▶ [Short exercise]: Find the lines containing the word "ylabel" and copy every one of them.

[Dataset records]
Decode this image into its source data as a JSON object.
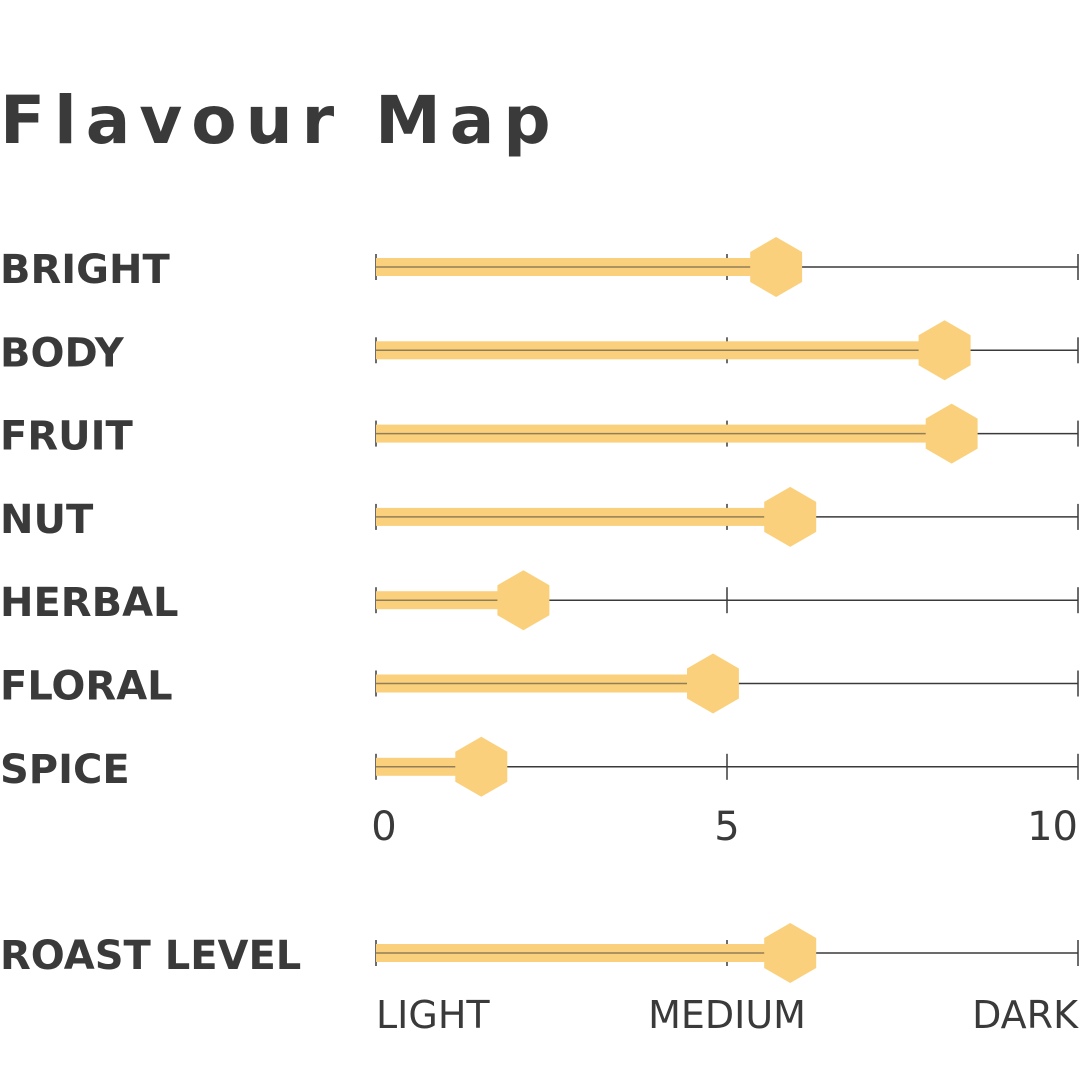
{
  "chart_data": {
    "type": "bar",
    "title": "Flavour Map",
    "categories": [
      "BRIGHT",
      "BODY",
      "FRUIT",
      "NUT",
      "HERBAL",
      "FLORAL",
      "SPICE"
    ],
    "values": [
      5.7,
      8.1,
      8.2,
      5.9,
      2.1,
      4.8,
      1.5
    ],
    "xlim": [
      0,
      10
    ],
    "xticks": [
      "0",
      "5",
      "10"
    ],
    "roast": {
      "label": "ROAST LEVEL",
      "value": 5.9,
      "scale_labels": [
        "LIGHT",
        "MEDIUM",
        "DARK"
      ]
    },
    "colors": {
      "bar": "#fbd07c",
      "marker": "#fbd07c",
      "line": "#3a3a3a",
      "text": "#3a3a3a"
    }
  }
}
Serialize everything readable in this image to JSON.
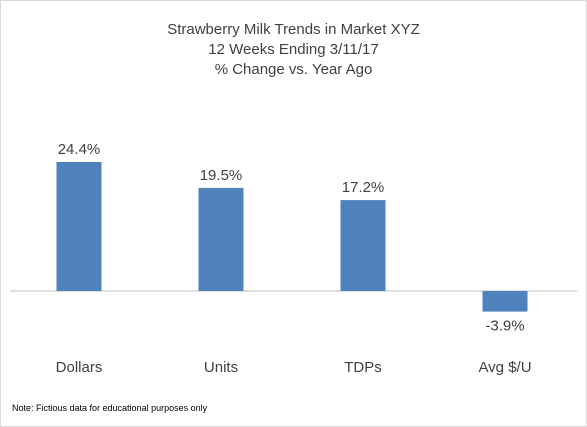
{
  "chart_data": {
    "type": "bar",
    "title": "Strawberry Milk Trends in Market XYZ",
    "subtitle_lines": [
      "12 Weeks Ending 3/11/17",
      "% Change vs. Year Ago"
    ],
    "categories": [
      "Dollars",
      "Units",
      "TDPs",
      "Avg $/U"
    ],
    "values": [
      24.4,
      19.5,
      17.2,
      -3.9
    ],
    "data_labels": [
      "24.4%",
      "19.5%",
      "17.2%",
      "-3.9%"
    ],
    "xlabel": "",
    "ylabel": "",
    "ylim": [
      -5,
      26
    ],
    "grid": false,
    "legend": "none",
    "bar_color": "#4f81bd",
    "axis_color": "#bfbfbf"
  },
  "footnote": "Note: Fictious data for educational purposes only"
}
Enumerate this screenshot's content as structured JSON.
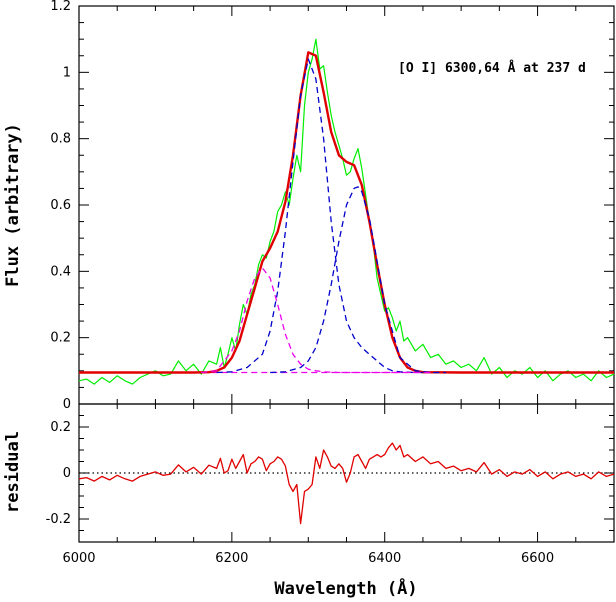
{
  "chart_data": [
    {
      "type": "line",
      "title": "",
      "annotation": "[O I] 6300,64 Å at 237 d",
      "xlabel": "Wavelength (Å)",
      "ylabel": "Flux (arbitrary)",
      "xlim": [
        6000,
        6700
      ],
      "ylim": [
        0,
        1.2
      ],
      "y_ticks": [
        0,
        0.2,
        0.4,
        0.6,
        0.8,
        1,
        1.2
      ],
      "y_tick_labels": [
        "0",
        "0.2",
        "0.4",
        "0.6",
        "0.8",
        "1",
        "1.2"
      ],
      "colors": {
        "observed": "#00ee00",
        "fit": "#e00000",
        "central_component": "#0000cc",
        "blue_component": "#ee00ee"
      },
      "continuum": 0.095,
      "series": [
        {
          "style": "solid-thin",
          "x": [
            6000,
            6010,
            6020,
            6030,
            6040,
            6050,
            6060,
            6070,
            6080,
            6090,
            6100,
            6110,
            6120,
            6130,
            6140,
            6150,
            6160,
            6170,
            6180,
            6185,
            6190,
            6195,
            6200,
            6205,
            6210,
            6215,
            6220,
            6225,
            6230,
            6235,
            6240,
            6245,
            6250,
            6255,
            6260,
            6265,
            6270,
            6275,
            6280,
            6285,
            6290,
            6295,
            6300,
            6305,
            6310,
            6315,
            6320,
            6325,
            6330,
            6335,
            6340,
            6345,
            6350,
            6355,
            6360,
            6365,
            6370,
            6375,
            6380,
            6385,
            6390,
            6395,
            6400,
            6405,
            6410,
            6415,
            6420,
            6425,
            6430,
            6440,
            6450,
            6460,
            6470,
            6480,
            6490,
            6500,
            6510,
            6520,
            6530,
            6540,
            6550,
            6560,
            6570,
            6580,
            6590,
            6600,
            6610,
            6620,
            6630,
            6640,
            6650,
            6660,
            6670,
            6680,
            6690,
            6700
          ],
          "y": [
            0.07,
            0.075,
            0.06,
            0.08,
            0.065,
            0.085,
            0.07,
            0.06,
            0.08,
            0.09,
            0.1,
            0.085,
            0.09,
            0.13,
            0.1,
            0.12,
            0.09,
            0.13,
            0.12,
            0.17,
            0.11,
            0.15,
            0.2,
            0.16,
            0.24,
            0.3,
            0.27,
            0.33,
            0.36,
            0.42,
            0.45,
            0.44,
            0.49,
            0.52,
            0.58,
            0.6,
            0.64,
            0.6,
            0.68,
            0.75,
            0.7,
            0.9,
            1.0,
            1.04,
            1.1,
            1.01,
            1.02,
            0.94,
            0.87,
            0.82,
            0.78,
            0.74,
            0.69,
            0.7,
            0.74,
            0.77,
            0.71,
            0.63,
            0.55,
            0.48,
            0.38,
            0.33,
            0.28,
            0.29,
            0.26,
            0.22,
            0.25,
            0.19,
            0.2,
            0.16,
            0.18,
            0.14,
            0.15,
            0.12,
            0.13,
            0.11,
            0.12,
            0.1,
            0.14,
            0.09,
            0.11,
            0.08,
            0.1,
            0.09,
            0.11,
            0.08,
            0.1,
            0.07,
            0.09,
            0.1,
            0.08,
            0.09,
            0.07,
            0.1,
            0.08,
            0.09
          ]
        },
        {
          "style": "solid-thick",
          "x": [
            6000,
            6050,
            6100,
            6150,
            6170,
            6180,
            6190,
            6200,
            6210,
            6220,
            6230,
            6240,
            6250,
            6260,
            6270,
            6280,
            6290,
            6300,
            6310,
            6320,
            6330,
            6340,
            6350,
            6360,
            6370,
            6380,
            6390,
            6400,
            6410,
            6420,
            6430,
            6440,
            6450,
            6500,
            6550,
            6600,
            6650,
            6700
          ],
          "y": [
            0.095,
            0.095,
            0.095,
            0.095,
            0.096,
            0.1,
            0.11,
            0.14,
            0.19,
            0.27,
            0.35,
            0.43,
            0.47,
            0.52,
            0.61,
            0.75,
            0.93,
            1.06,
            1.05,
            0.94,
            0.82,
            0.75,
            0.73,
            0.72,
            0.66,
            0.55,
            0.42,
            0.3,
            0.2,
            0.14,
            0.11,
            0.1,
            0.096,
            0.095,
            0.095,
            0.095,
            0.095,
            0.095
          ]
        },
        {
          "style": "dashed",
          "x": [
            6180,
            6200,
            6220,
            6240,
            6250,
            6260,
            6270,
            6280,
            6290,
            6300,
            6310,
            6320,
            6330,
            6340,
            6350,
            6360,
            6370,
            6380,
            6390,
            6400,
            6410,
            6420,
            6440,
            6460
          ],
          "y": [
            0.095,
            0.097,
            0.11,
            0.15,
            0.22,
            0.34,
            0.52,
            0.73,
            0.93,
            1.04,
            0.98,
            0.8,
            0.55,
            0.36,
            0.25,
            0.2,
            0.17,
            0.15,
            0.13,
            0.11,
            0.1,
            0.097,
            0.095,
            0.095
          ]
        },
        {
          "style": "dashed",
          "x": [
            6250,
            6270,
            6290,
            6300,
            6310,
            6320,
            6330,
            6340,
            6350,
            6360,
            6365,
            6370,
            6380,
            6390,
            6400,
            6420,
            6440,
            6460,
            6480
          ],
          "y": [
            0.095,
            0.097,
            0.11,
            0.13,
            0.17,
            0.25,
            0.36,
            0.49,
            0.6,
            0.65,
            0.655,
            0.64,
            0.56,
            0.43,
            0.3,
            0.14,
            0.1,
            0.095,
            0.095
          ]
        },
        {
          "style": "dashed",
          "x": [
            6160,
            6180,
            6200,
            6210,
            6220,
            6230,
            6240,
            6250,
            6260,
            6270,
            6280,
            6290,
            6300,
            6310,
            6320,
            6340,
            6360,
            6380,
            6420,
            6460
          ],
          "y": [
            0.095,
            0.1,
            0.16,
            0.22,
            0.31,
            0.38,
            0.41,
            0.38,
            0.3,
            0.21,
            0.15,
            0.12,
            0.105,
            0.1,
            0.097,
            0.095,
            0.095,
            0.095,
            0.095,
            0.095
          ]
        }
      ]
    },
    {
      "type": "line",
      "xlabel": "Wavelength (Å)",
      "ylabel": "residual",
      "xlim": [
        6000,
        6700
      ],
      "ylim": [
        -0.3,
        0.3
      ],
      "x_ticks": [
        6000,
        6200,
        6400,
        6600
      ],
      "x_tick_labels": [
        "6000",
        "6200",
        "6400",
        "6600"
      ],
      "y_ticks": [
        -0.2,
        0,
        0.2
      ],
      "y_tick_labels": [
        "-0.2",
        "0",
        "0.2"
      ],
      "zero_line": true,
      "series": [
        {
          "style": "solid",
          "x": [
            6000,
            6010,
            6020,
            6030,
            6040,
            6050,
            6060,
            6070,
            6080,
            6090,
            6100,
            6110,
            6120,
            6130,
            6140,
            6150,
            6160,
            6170,
            6180,
            6185,
            6190,
            6195,
            6200,
            6205,
            6210,
            6215,
            6220,
            6225,
            6230,
            6235,
            6240,
            6245,
            6250,
            6255,
            6260,
            6265,
            6270,
            6275,
            6280,
            6285,
            6290,
            6295,
            6300,
            6305,
            6310,
            6315,
            6320,
            6325,
            6330,
            6335,
            6340,
            6345,
            6350,
            6355,
            6360,
            6365,
            6370,
            6375,
            6380,
            6385,
            6390,
            6395,
            6400,
            6405,
            6410,
            6415,
            6420,
            6425,
            6430,
            6440,
            6450,
            6460,
            6470,
            6480,
            6490,
            6500,
            6510,
            6520,
            6530,
            6540,
            6550,
            6560,
            6570,
            6580,
            6590,
            6600,
            6610,
            6620,
            6630,
            6640,
            6650,
            6660,
            6670,
            6680,
            6690,
            6700
          ],
          "y": [
            -0.025,
            -0.02,
            -0.035,
            -0.015,
            -0.03,
            -0.01,
            -0.025,
            -0.035,
            -0.015,
            -0.005,
            0.005,
            -0.01,
            -0.005,
            0.035,
            0.005,
            0.025,
            -0.005,
            0.034,
            0.02,
            0.064,
            0.0,
            0.01,
            0.06,
            0.02,
            0.05,
            0.08,
            0.0,
            0.04,
            0.05,
            0.07,
            0.06,
            0.01,
            0.04,
            0.05,
            0.07,
            0.06,
            0.03,
            -0.05,
            -0.08,
            -0.05,
            -0.22,
            -0.08,
            -0.07,
            -0.05,
            0.07,
            0.02,
            0.1,
            0.07,
            0.03,
            0.02,
            0.04,
            0.02,
            -0.04,
            0.0,
            0.07,
            0.08,
            0.05,
            0.02,
            0.06,
            0.07,
            0.08,
            0.07,
            0.08,
            0.11,
            0.13,
            0.1,
            0.12,
            0.07,
            0.08,
            0.05,
            0.07,
            0.04,
            0.05,
            0.02,
            0.03,
            0.01,
            0.02,
            0.005,
            0.045,
            -0.005,
            0.015,
            -0.015,
            0.005,
            -0.005,
            0.015,
            -0.015,
            0.005,
            -0.025,
            -0.005,
            0.005,
            -0.015,
            -0.005,
            -0.025,
            0.005,
            -0.015,
            -0.005
          ]
        }
      ]
    }
  ]
}
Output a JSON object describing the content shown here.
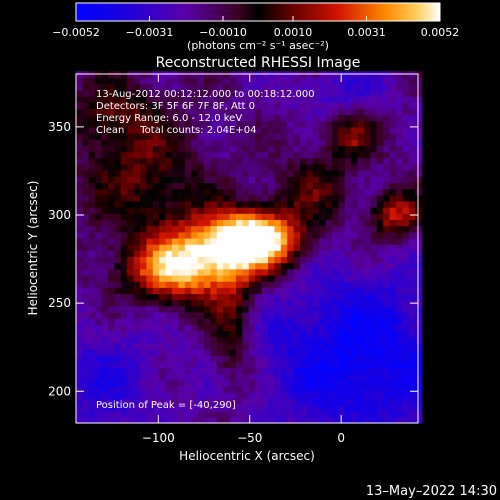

▶ [Task answer]:
    "ylabel": "",
      "ylabel": "Flux (arbitrary)",
      "ylabel": "residual",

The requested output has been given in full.